EXERCISE OBJECTIVE → Copy out each line featuring the string "Коэффициент" from the entries beneath.

EXTRACTED DATA →
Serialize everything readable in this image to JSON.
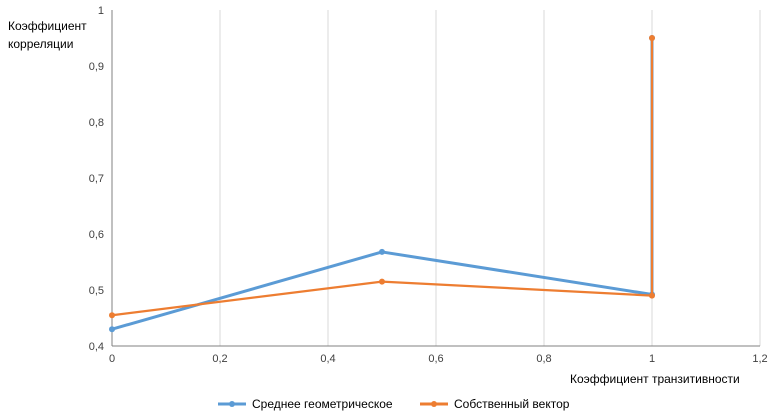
{
  "chart_data": {
    "type": "scatter",
    "ylabel_lines": [
      "Коэффициент",
      "корреляции"
    ],
    "xlabel": "Коэффициент транзитивности",
    "xlim": [
      0,
      1.2
    ],
    "ylim": [
      0.4,
      1
    ],
    "x_ticks": [
      "0",
      "0,2",
      "0,4",
      "0,6",
      "0,8",
      "1",
      "1,2"
    ],
    "y_ticks": [
      "0,4",
      "0,5",
      "0,6",
      "0,7",
      "0,8",
      "0,9",
      "1"
    ],
    "grid": "vertical",
    "legend_position": "bottom",
    "series": [
      {
        "name": "Среднее геометрическое",
        "color": "#5B9BD5",
        "points": [
          [
            0,
            0.43
          ],
          [
            0.5,
            0.568
          ],
          [
            1,
            0.492
          ],
          [
            1,
            0.95
          ]
        ]
      },
      {
        "name": "Собственный вектор",
        "color": "#ED7D31",
        "points": [
          [
            0,
            0.455
          ],
          [
            0.5,
            0.515
          ],
          [
            1,
            0.49
          ],
          [
            1,
            0.95
          ]
        ]
      }
    ]
  }
}
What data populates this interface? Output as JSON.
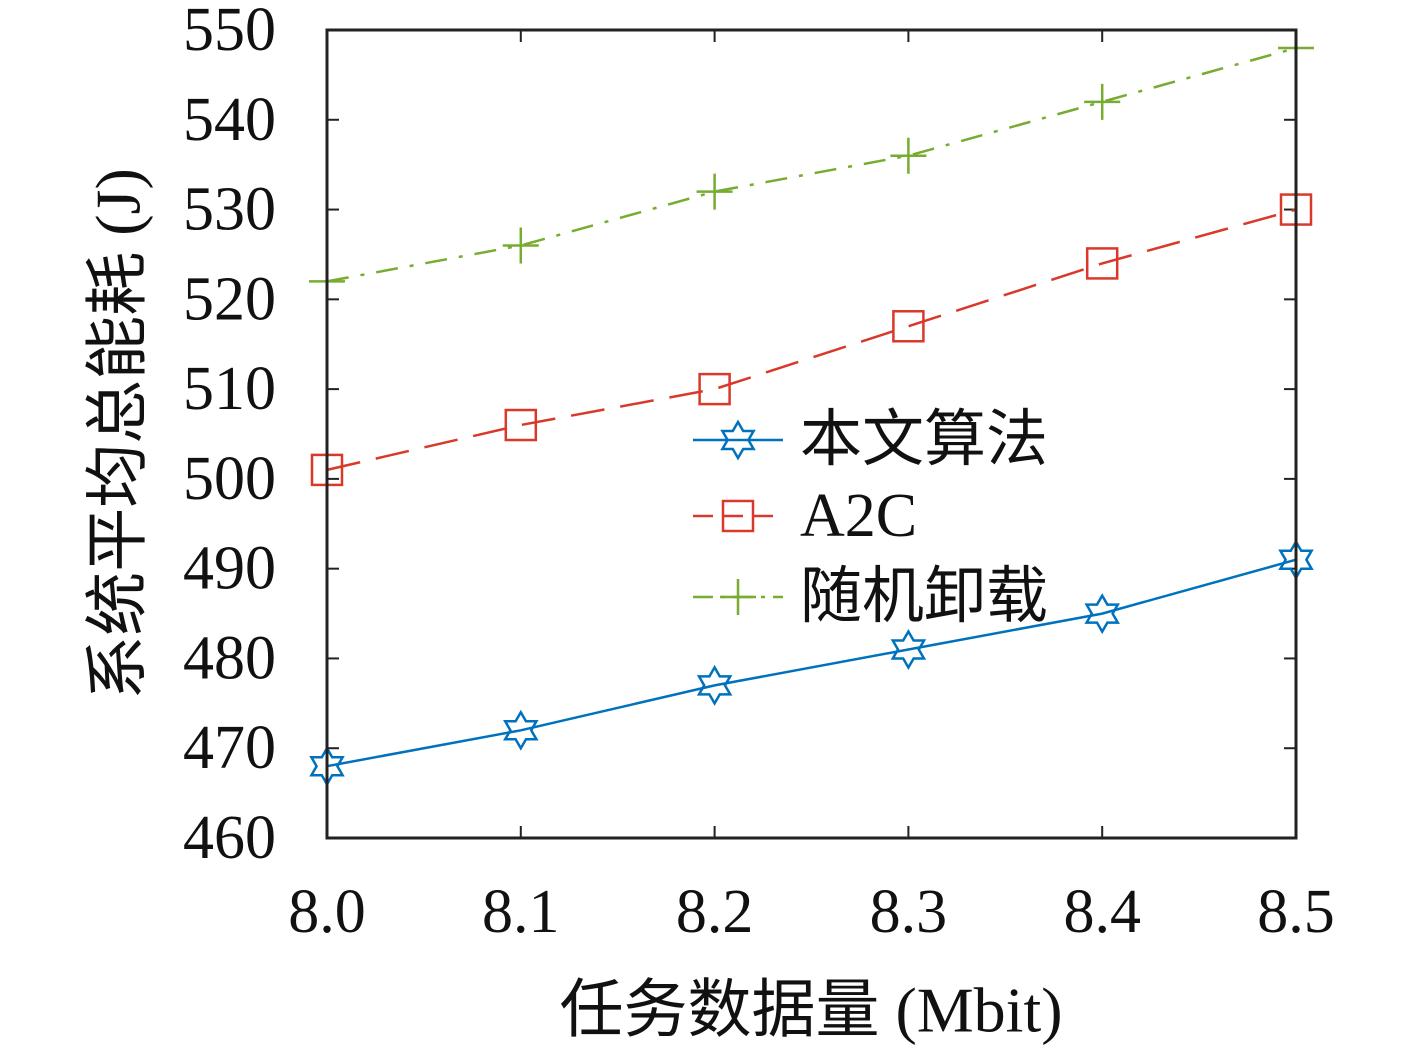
{
  "chart_data": {
    "type": "line",
    "x": [
      8.0,
      8.1,
      8.2,
      8.3,
      8.4,
      8.5
    ],
    "x_tick_labels": [
      "8.0",
      "8.1",
      "8.2",
      "8.3",
      "8.4",
      "8.5"
    ],
    "y_ticks": [
      460,
      470,
      480,
      490,
      500,
      510,
      520,
      530,
      540,
      550
    ],
    "xlim": [
      8.0,
      8.5
    ],
    "ylim": [
      460,
      550
    ],
    "xlabel": "任务数据量 (Mbit)",
    "ylabel": "系统平均总能耗 (J)",
    "grid": false,
    "legend_position": "center-right",
    "series": [
      {
        "name": "本文算法",
        "values": [
          468,
          472,
          477,
          481,
          485,
          491
        ],
        "color": "#0072BD",
        "marker": "hexagram",
        "line_style": "solid"
      },
      {
        "name": "A2C",
        "values": [
          501,
          506,
          510,
          517,
          524,
          530
        ],
        "color": "#D9392B",
        "marker": "square",
        "line_style": "dashed"
      },
      {
        "name": "随机卸载",
        "values": [
          522,
          526,
          532,
          536,
          542,
          548
        ],
        "color": "#77AC30",
        "marker": "plus",
        "line_style": "dash-dot"
      }
    ]
  }
}
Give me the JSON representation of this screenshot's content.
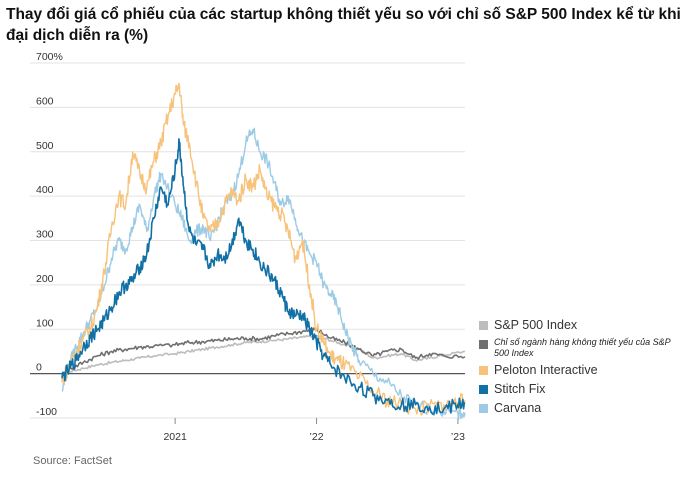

RESULT →
      "Коэффициент",
    "xlabel": "Коэффициент транзитивности",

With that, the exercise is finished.